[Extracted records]
»»
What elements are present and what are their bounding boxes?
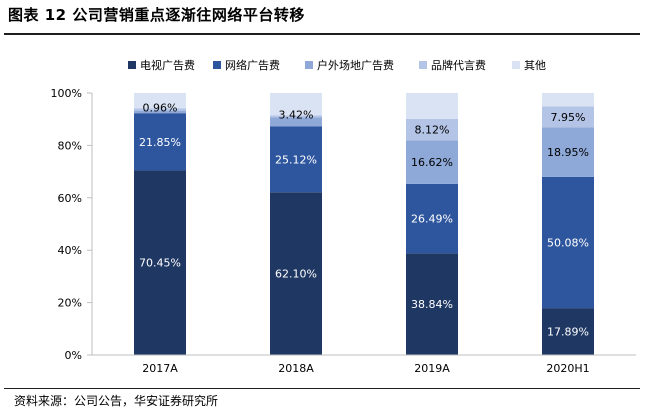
y-tick-label: 40% bbox=[58, 244, 82, 257]
figure-title: 图表 12 公司营销重点逐渐往网络平台转移 bbox=[8, 6, 305, 24]
legend-label: 户外场地广告费 bbox=[317, 58, 394, 72]
bar-segment bbox=[406, 93, 458, 120]
bar-segment bbox=[270, 93, 322, 116]
data-label: 17.89% bbox=[547, 326, 589, 339]
data-label: 62.10% bbox=[275, 268, 317, 281]
data-label: 21.85% bbox=[139, 136, 181, 149]
y-tick-label: 80% bbox=[58, 139, 82, 152]
stacked-bar-chart: 电视广告费 网络广告费 户外场地广告费 品牌代言费 其他 0% 20% 40% 60% 80% 1… bbox=[51, 58, 636, 375]
bars bbox=[134, 93, 594, 355]
bar-segment bbox=[542, 176, 594, 309]
bar-segment bbox=[270, 117, 322, 127]
footer-rule bbox=[4, 388, 640, 389]
legend-swatch bbox=[305, 61, 313, 69]
bar-segment bbox=[134, 110, 186, 114]
legend-label: 其他 bbox=[524, 59, 546, 72]
legend-label: 网络广告费 bbox=[225, 58, 280, 72]
data-label: 25.12% bbox=[275, 153, 317, 166]
data-label: 16.62% bbox=[411, 156, 453, 169]
y-tick-label: 0% bbox=[65, 349, 82, 362]
legend-label: 电视广告费 bbox=[140, 58, 195, 72]
data-label: 70.45% bbox=[139, 257, 181, 270]
data-label: 7.95% bbox=[551, 111, 586, 124]
bar-segment bbox=[406, 119, 458, 141]
data-label: 0.96% bbox=[143, 102, 178, 115]
data-labels: 70.45% 21.85% 0.96% 62.10% 25.12% 3.42% 38.84%… bbox=[139, 102, 589, 339]
data-label: 50.08% bbox=[547, 237, 589, 250]
bar-segment bbox=[134, 108, 186, 111]
bar-segment bbox=[270, 192, 322, 355]
bar-segment bbox=[134, 170, 186, 355]
y-tick-label: 60% bbox=[58, 192, 82, 205]
data-label: 18.95% bbox=[547, 146, 589, 159]
bar-segment bbox=[542, 93, 594, 107]
bar-segment bbox=[542, 308, 594, 355]
bar-segment bbox=[406, 183, 458, 254]
bar-segment bbox=[134, 113, 186, 171]
x-axis: 2017A 2018A 2019A 2020H1 bbox=[92, 354, 636, 375]
data-label: 26.49% bbox=[411, 213, 453, 226]
legend-swatch bbox=[419, 61, 427, 69]
y-tick-label: 100% bbox=[51, 87, 82, 100]
source-note: 资料来源：公司公告，华安证券研究所 bbox=[14, 394, 219, 408]
data-label: 3.42% bbox=[279, 109, 314, 122]
bar-segment bbox=[406, 253, 458, 355]
bar-segment bbox=[134, 93, 186, 109]
x-tick-label: 2018A bbox=[278, 362, 314, 375]
legend-swatch bbox=[512, 61, 520, 69]
x-tick-label: 2019A bbox=[414, 362, 450, 375]
bar-segment bbox=[542, 127, 594, 177]
x-tick-label: 2017A bbox=[142, 362, 178, 375]
x-tick-label: 2020H1 bbox=[546, 362, 589, 375]
data-label: 8.12% bbox=[415, 124, 450, 137]
bar-segment bbox=[270, 126, 322, 193]
legend-swatch bbox=[128, 61, 136, 69]
bar-segment bbox=[270, 115, 322, 118]
y-tick-label: 20% bbox=[58, 297, 82, 310]
legend-label: 品牌代言费 bbox=[431, 58, 486, 72]
bar-segment bbox=[542, 106, 594, 128]
bar-segment bbox=[406, 140, 458, 184]
legend: 电视广告费 网络广告费 户外场地广告费 品牌代言费 其他 bbox=[128, 58, 546, 72]
legend-swatch bbox=[213, 61, 221, 69]
title-rule bbox=[4, 33, 640, 35]
data-label: 38.84% bbox=[411, 298, 453, 311]
y-axis: 0% 20% 40% 60% 80% 100% bbox=[51, 87, 93, 362]
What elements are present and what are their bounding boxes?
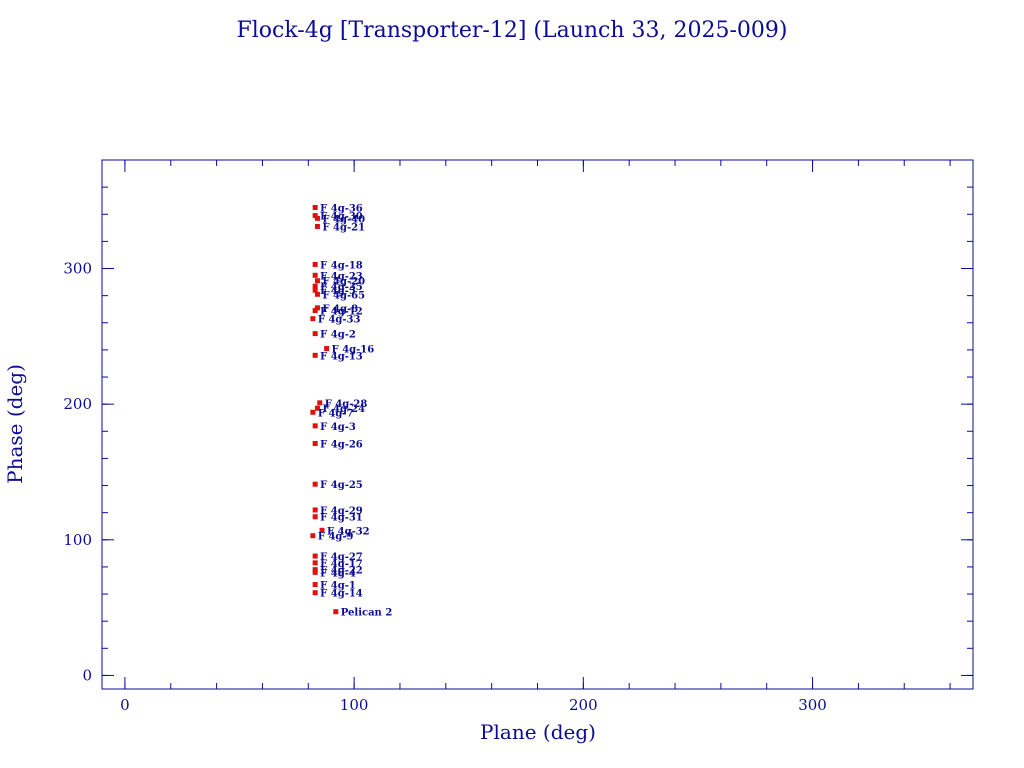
data-point-marker bbox=[310, 409, 316, 415]
data-point-label: F 4g-30 bbox=[320, 212, 363, 223]
data-point-label: F 4g-20 bbox=[322, 277, 365, 288]
data-point-marker bbox=[314, 291, 320, 297]
data-point-label: F 4g-18 bbox=[320, 260, 363, 271]
data-point-marker bbox=[312, 272, 318, 278]
data-point-label: F 4g-36 bbox=[320, 203, 363, 214]
data-point-marker bbox=[312, 283, 318, 289]
y-tick-label: 0 bbox=[82, 666, 92, 684]
axis-ticks bbox=[102, 159, 973, 689]
data-point-marker bbox=[312, 261, 318, 267]
data-point-label: F 4g-33 bbox=[318, 315, 361, 326]
data-point-marker bbox=[312, 213, 318, 219]
data-point-label: F 4g-29 bbox=[320, 506, 363, 517]
data-point-marker bbox=[312, 287, 318, 293]
data-point-marker bbox=[312, 440, 318, 446]
data-point-marker bbox=[312, 331, 318, 337]
data-point-marker bbox=[314, 223, 320, 229]
x-tick-label: 100 bbox=[340, 696, 369, 714]
data-point-label: F 4g-9 bbox=[318, 532, 354, 543]
data-point-label: F 4g-28 bbox=[325, 399, 368, 410]
data-point-marker bbox=[317, 400, 323, 406]
data-point-label: F 4g-21 bbox=[322, 222, 365, 233]
data-point-label: F 4g-1 bbox=[320, 581, 356, 592]
data-point-marker bbox=[312, 308, 318, 314]
data-point-marker bbox=[314, 305, 320, 311]
x-axis-label: Plane (deg) bbox=[480, 720, 596, 744]
data-point-label: F 4g-27 bbox=[320, 552, 363, 563]
data-point-marker bbox=[312, 423, 318, 429]
x-tick-label: 0 bbox=[120, 696, 130, 714]
data-point-label: F 4g-2 bbox=[320, 330, 356, 341]
data-point-label: F 4g-14 bbox=[320, 589, 363, 600]
data-point-marker bbox=[314, 405, 320, 411]
data-point-label: F 4g-65 bbox=[322, 290, 365, 301]
y-tick-label: 100 bbox=[63, 531, 92, 549]
data-point-marker bbox=[333, 609, 339, 615]
data-point-marker bbox=[319, 527, 325, 533]
chart-title: Flock-4g [Transporter-12] (Launch 33, 20… bbox=[237, 18, 788, 43]
data-point-marker bbox=[312, 569, 318, 575]
tick-labels: 0 100 200 300 0 100 200 300 bbox=[63, 260, 827, 714]
data-point-label: F 4g-35 bbox=[320, 282, 363, 293]
data-point-marker bbox=[312, 514, 318, 520]
data-point-marker bbox=[312, 590, 318, 596]
data-point-label: F 4g-25 bbox=[320, 480, 363, 491]
data-point-marker bbox=[312, 567, 318, 573]
data-point-label: F 4g-4 bbox=[320, 568, 356, 579]
data-point-label: F 4g-40 bbox=[322, 214, 365, 225]
data-point-label: F 4g-8 bbox=[322, 304, 358, 315]
data-point-marker bbox=[314, 215, 320, 221]
data-point-marker bbox=[310, 533, 316, 539]
data-point-marker bbox=[312, 560, 318, 566]
data-point-marker bbox=[312, 204, 318, 210]
data-point-label: F 4g-23 bbox=[320, 271, 363, 282]
data-point-marker bbox=[324, 346, 330, 352]
data-point-marker bbox=[312, 553, 318, 559]
data-point-label: F 4g-16 bbox=[332, 345, 375, 356]
data-point-label: F 4g-5 bbox=[320, 286, 356, 297]
data-point-label: F 4g-17 bbox=[320, 559, 363, 570]
data-point-label: F 4g-22 bbox=[320, 566, 363, 577]
data-point-marker bbox=[310, 316, 316, 322]
data-point-marker bbox=[312, 352, 318, 358]
data-point-label: F 4g-26 bbox=[320, 439, 363, 450]
data-point-label: F 4g-3 bbox=[320, 422, 356, 433]
data-point-label: F 4g-32 bbox=[327, 526, 370, 537]
y-tick-label: 300 bbox=[63, 260, 92, 278]
data-point-marker bbox=[314, 278, 320, 284]
y-tick-label: 200 bbox=[63, 395, 92, 413]
data-point-label: F 4g-7 bbox=[318, 408, 354, 419]
data-point-marker bbox=[312, 481, 318, 487]
data-point-label: Pelican 2 bbox=[341, 608, 393, 619]
data-point-marker bbox=[312, 582, 318, 588]
plot-frame bbox=[101, 159, 974, 690]
x-tick-label: 300 bbox=[798, 696, 827, 714]
data-point-label: F 4g-13 bbox=[320, 351, 363, 362]
data-points: F 4g-36F 4g-30F 4g-40F 4g-21F 4g-18F 4g-… bbox=[310, 203, 393, 619]
data-point-label: F 4g-24 bbox=[322, 404, 365, 415]
data-point-label: F 4g-31 bbox=[320, 513, 363, 524]
x-tick-label: 200 bbox=[569, 696, 598, 714]
data-point-label: F 4g-12 bbox=[320, 307, 363, 318]
y-axis-label: Phase (deg) bbox=[3, 364, 27, 484]
data-point-marker bbox=[312, 507, 318, 513]
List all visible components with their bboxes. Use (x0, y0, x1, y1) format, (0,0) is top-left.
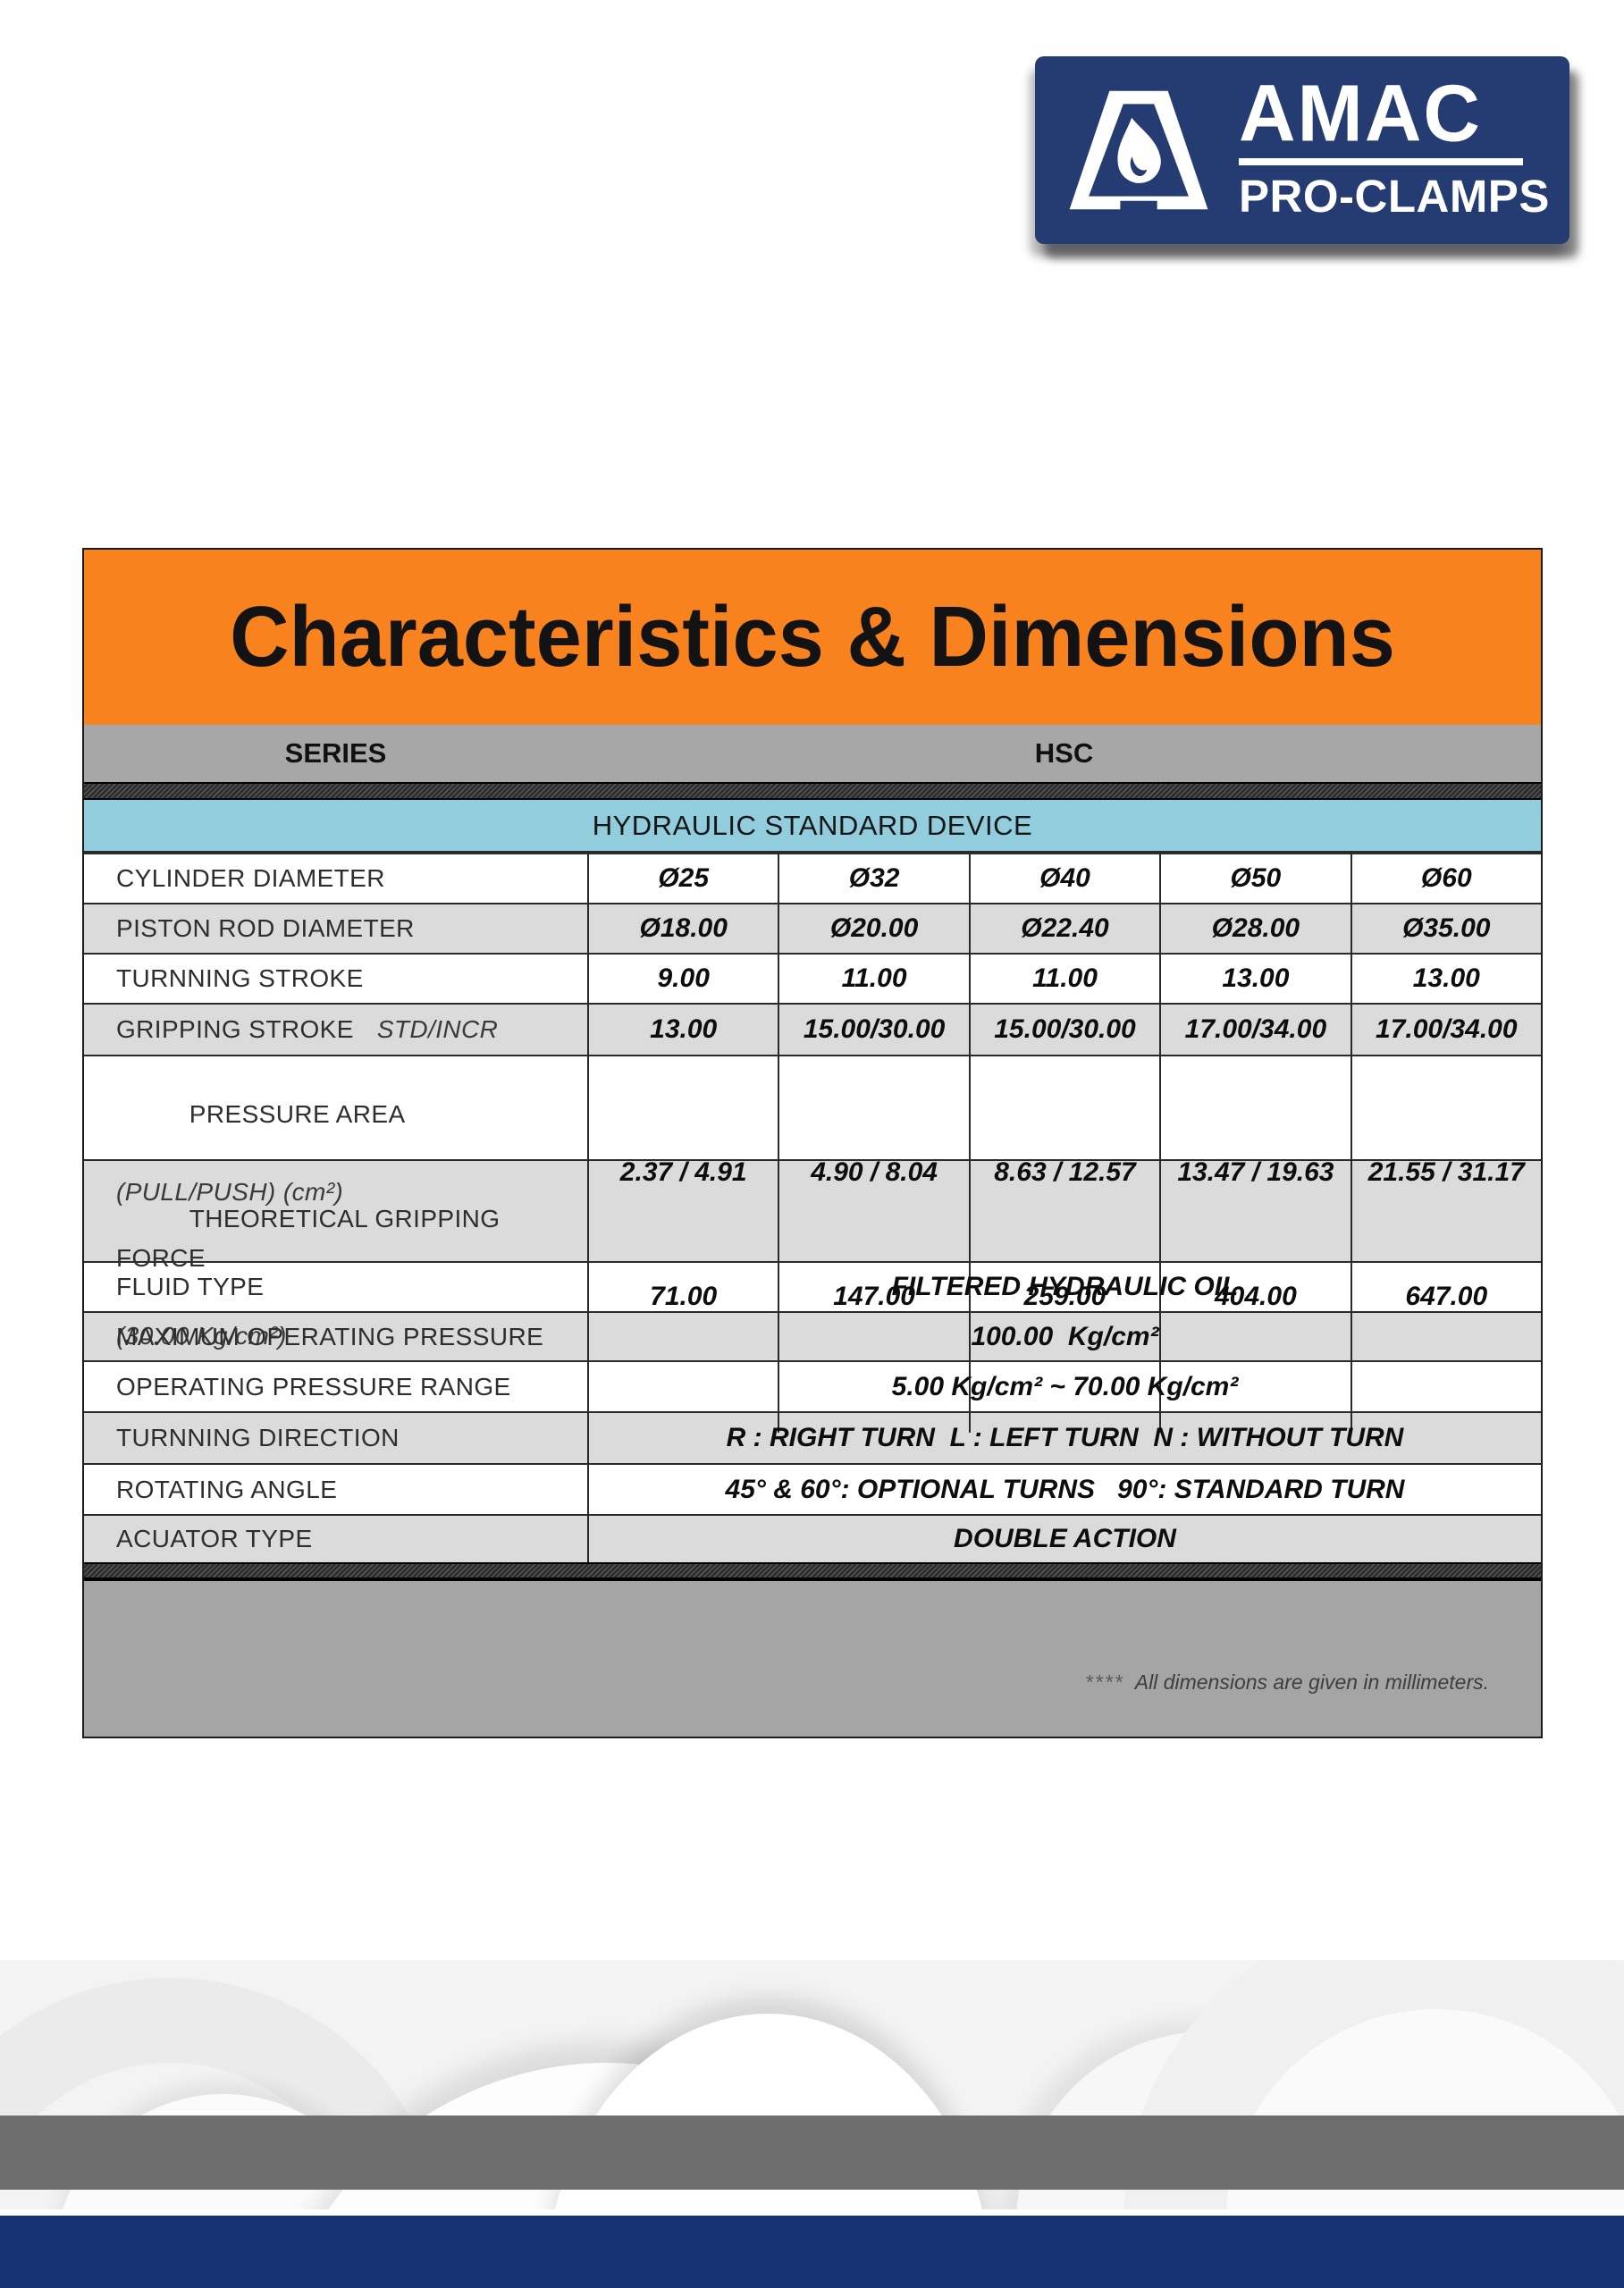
value-cell: 647.00 (1350, 1161, 1541, 1433)
value-cell: Ø35.00 (1350, 904, 1541, 953)
row-label: OPERATING PRESSURE RANGE (84, 1362, 587, 1411)
row-label: ACUATOR TYPE (84, 1516, 587, 1562)
dimensions-footnote: **** All dimensions are given in millimet… (1039, 1646, 1489, 1719)
value-cell: 13.00 (1350, 955, 1541, 1003)
brand-subname: PRO-CLAMPS (1239, 170, 1550, 222)
bottom-navy-bar (0, 2216, 1624, 2288)
row-label: FLUID TYPE (84, 1263, 587, 1311)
««
# THE EXERCISE:
Copy out the lines verbatim, from the line containing "y-tick-label: 40% bbox=[58, 244, 82, 257]" through the line containing "stacked-bar-chart: 电视广告费 网络广告费".

# SOLUTION TO THIS PROBLEM:
y-tick-label: 40% bbox=[58, 244, 82, 257]
figure-title: 图表 12 公司营销重点逐渐往网络平台转移 bbox=[8, 6, 305, 24]
legend-label: 户外场地广告费 bbox=[317, 58, 394, 72]
bar-segment bbox=[406, 93, 458, 120]
bar-segment bbox=[270, 93, 322, 116]
data-label: 17.89% bbox=[547, 326, 589, 339]
data-label: 62.10% bbox=[275, 268, 317, 281]
data-label: 21.85% bbox=[139, 136, 181, 149]
y-tick-label: 80% bbox=[58, 139, 82, 152]
stacked-bar-chart: 电视广告费 网络广告费 户外场地广告费 品牌代言费 其他 0% 20% 40% 60% 80% 1… bbox=[51, 58, 636, 375]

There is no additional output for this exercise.